─── Information shown ───

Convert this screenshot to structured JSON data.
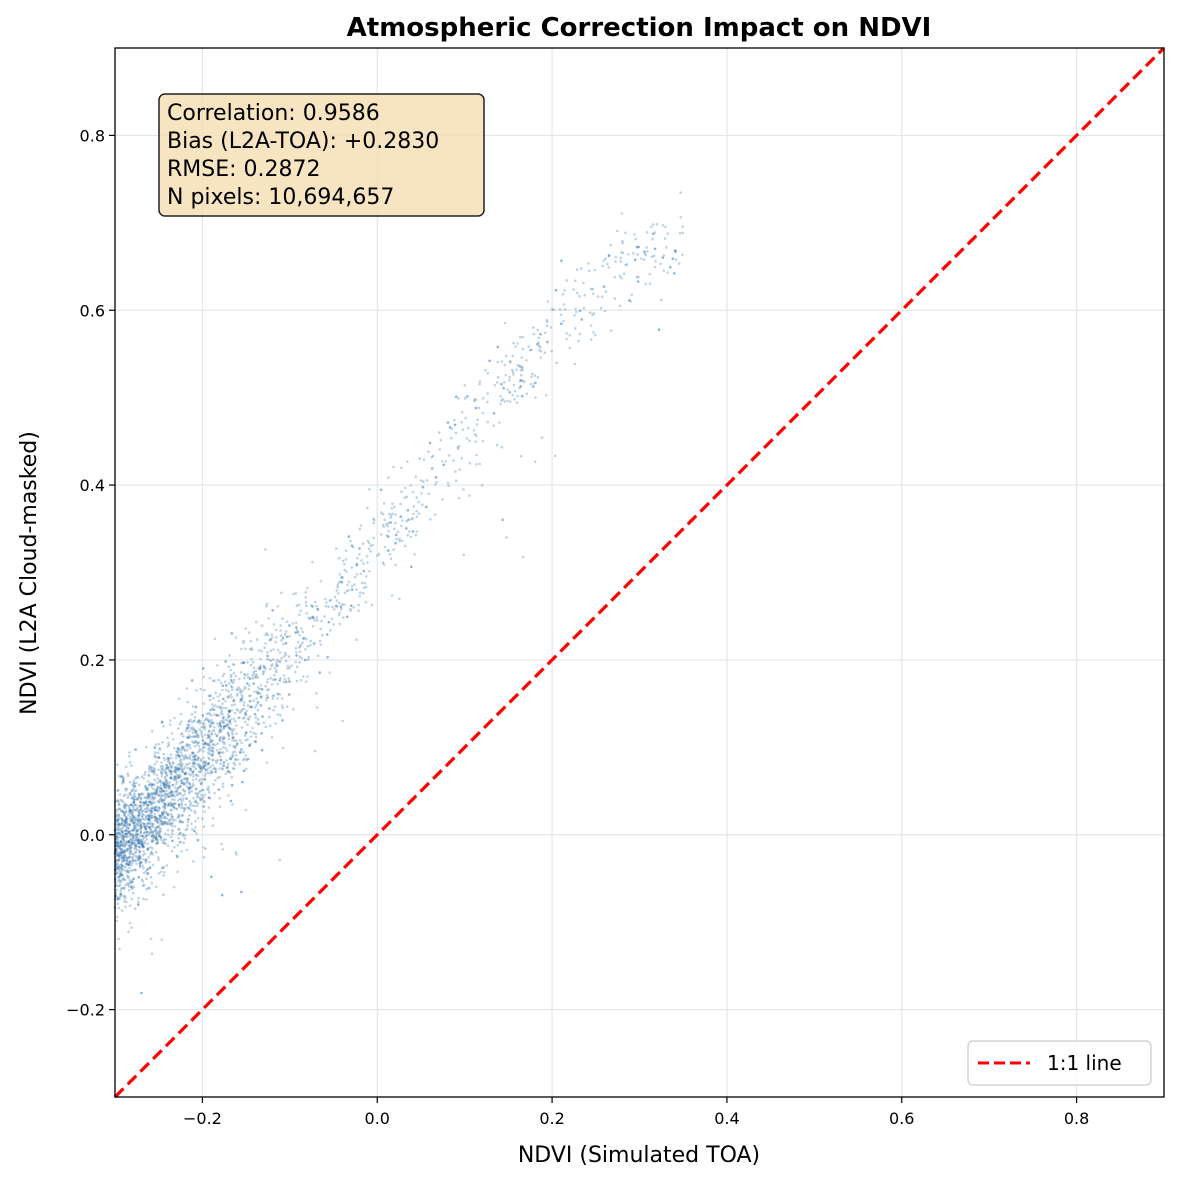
{
  "chart_data": {
    "type": "scatter",
    "title": "Atmospheric Correction Impact on NDVI",
    "xlabel": "NDVI (Simulated TOA)",
    "ylabel": "NDVI (L2A Cloud-masked)",
    "xlim": [
      -0.3,
      0.9
    ],
    "ylim": [
      -0.3,
      0.9
    ],
    "x_ticks": [
      -0.2,
      0.0,
      0.2,
      0.4,
      0.6,
      0.8
    ],
    "x_tick_labels": [
      "−0.2",
      "0.0",
      "0.2",
      "0.4",
      "0.6",
      "0.8"
    ],
    "y_ticks": [
      -0.2,
      0.0,
      0.2,
      0.4,
      0.6,
      0.8
    ],
    "y_tick_labels": [
      "−0.2",
      "0.0",
      "0.2",
      "0.4",
      "0.6",
      "0.8"
    ],
    "grid": true,
    "point_color": "#4682b4",
    "series": [
      {
        "name": "pixels",
        "description_points": "dense point cloud following relation y ≈ 0.9x + 0.29 with spread",
        "trend": [
          {
            "x": -0.3,
            "y": -0.02
          },
          {
            "x": -0.2,
            "y": 0.09
          },
          {
            "x": -0.1,
            "y": 0.21
          },
          {
            "x": 0.0,
            "y": 0.33
          },
          {
            "x": 0.1,
            "y": 0.46
          },
          {
            "x": 0.2,
            "y": 0.58
          },
          {
            "x": 0.3,
            "y": 0.66
          },
          {
            "x": 0.35,
            "y": 0.69
          }
        ]
      }
    ],
    "reference_line": {
      "name": "1:1 line",
      "color": "#ff0000",
      "style": "dashed",
      "points": [
        {
          "x": -0.3,
          "y": -0.3
        },
        {
          "x": 0.9,
          "y": 0.9
        }
      ]
    },
    "legend": {
      "position": "bottom-right",
      "entries": [
        "1:1 line"
      ]
    },
    "stats_box": {
      "lines": [
        "Correlation: 0.9586",
        "Bias (L2A-TOA): +0.2830",
        "RMSE: 0.2872",
        "N pixels: 10,694,657"
      ],
      "background": "#f5deb3"
    }
  }
}
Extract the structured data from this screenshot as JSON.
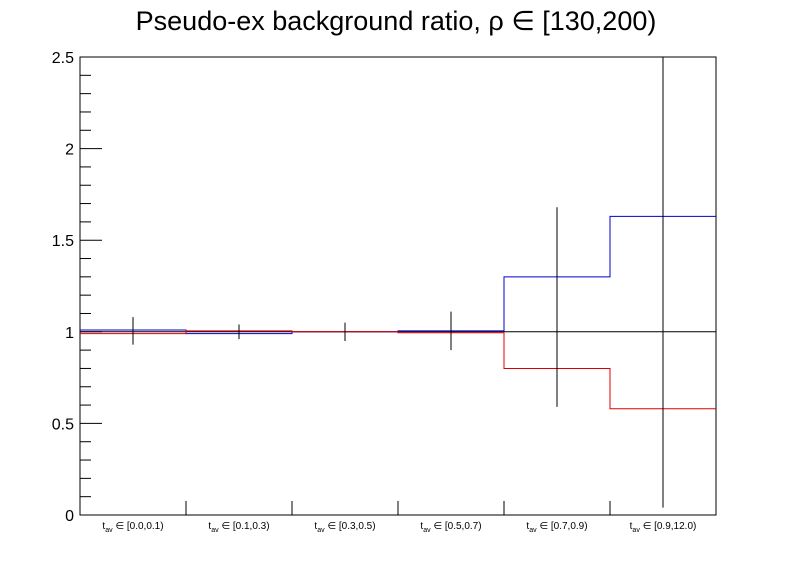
{
  "chart_data": {
    "type": "line",
    "title": "Pseudo-ex background ratio,   ρ ∈ [130,200)",
    "xlabel": "",
    "ylabel": "",
    "ylim": [
      0,
      2.5
    ],
    "yticks": [
      "0",
      "0.5",
      "1",
      "1.5",
      "2",
      "2.5"
    ],
    "categories": [
      {
        "prefix": "t",
        "sub": "av",
        "range": " ∈ [0.0,0.1)"
      },
      {
        "prefix": "t",
        "sub": "av",
        "range": " ∈ [0.1,0.3)"
      },
      {
        "prefix": "t",
        "sub": "av",
        "range": " ∈ [0.3,0.5)"
      },
      {
        "prefix": "t",
        "sub": "av",
        "range": " ∈ [0.5,0.7)"
      },
      {
        "prefix": "t",
        "sub": "av",
        "range": " ∈ [0.7,0.9)"
      },
      {
        "prefix": "t",
        "sub": "av",
        "range": " ∈ [0.9,12.0)"
      }
    ],
    "reference_line": 1.0,
    "series": [
      {
        "color": "#0000cc",
        "values": [
          1.01,
          0.99,
          1.0,
          1.005,
          1.3,
          1.63
        ]
      },
      {
        "color": "#dd0000",
        "values": [
          0.99,
          1.005,
          1.0,
          0.995,
          0.8,
          0.58
        ]
      }
    ],
    "error_bars": [
      {
        "low": 0.93,
        "high": 1.08
      },
      {
        "low": 0.96,
        "high": 1.04
      },
      {
        "low": 0.95,
        "high": 1.05
      },
      {
        "low": 0.9,
        "high": 1.11
      },
      {
        "low": 0.59,
        "high": 1.68
      },
      {
        "low": 0.04,
        "high": 2.5
      }
    ],
    "grid": false,
    "legend": "none"
  }
}
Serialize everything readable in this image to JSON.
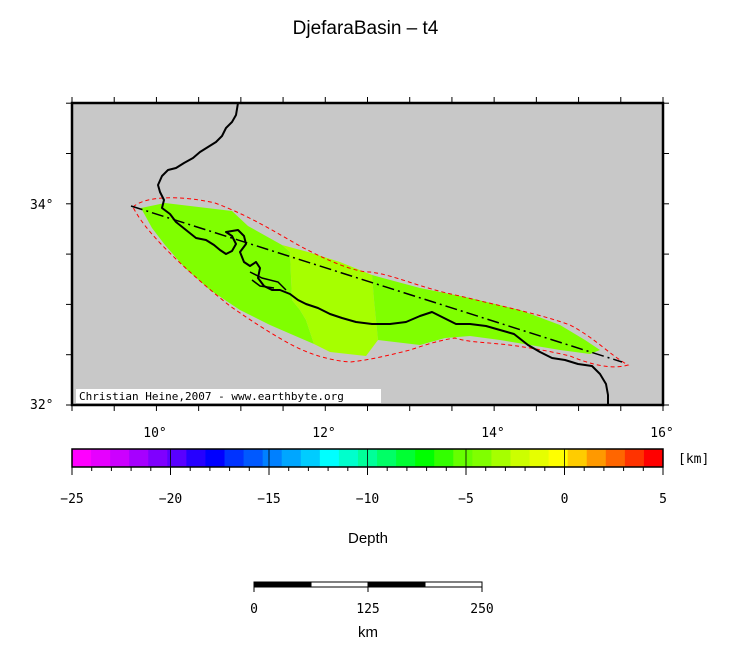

───

**What you have to do:** Among the entries above, how many lines hold the string "title"? Respond with nothing but the number.

**Solution for this problem:** 2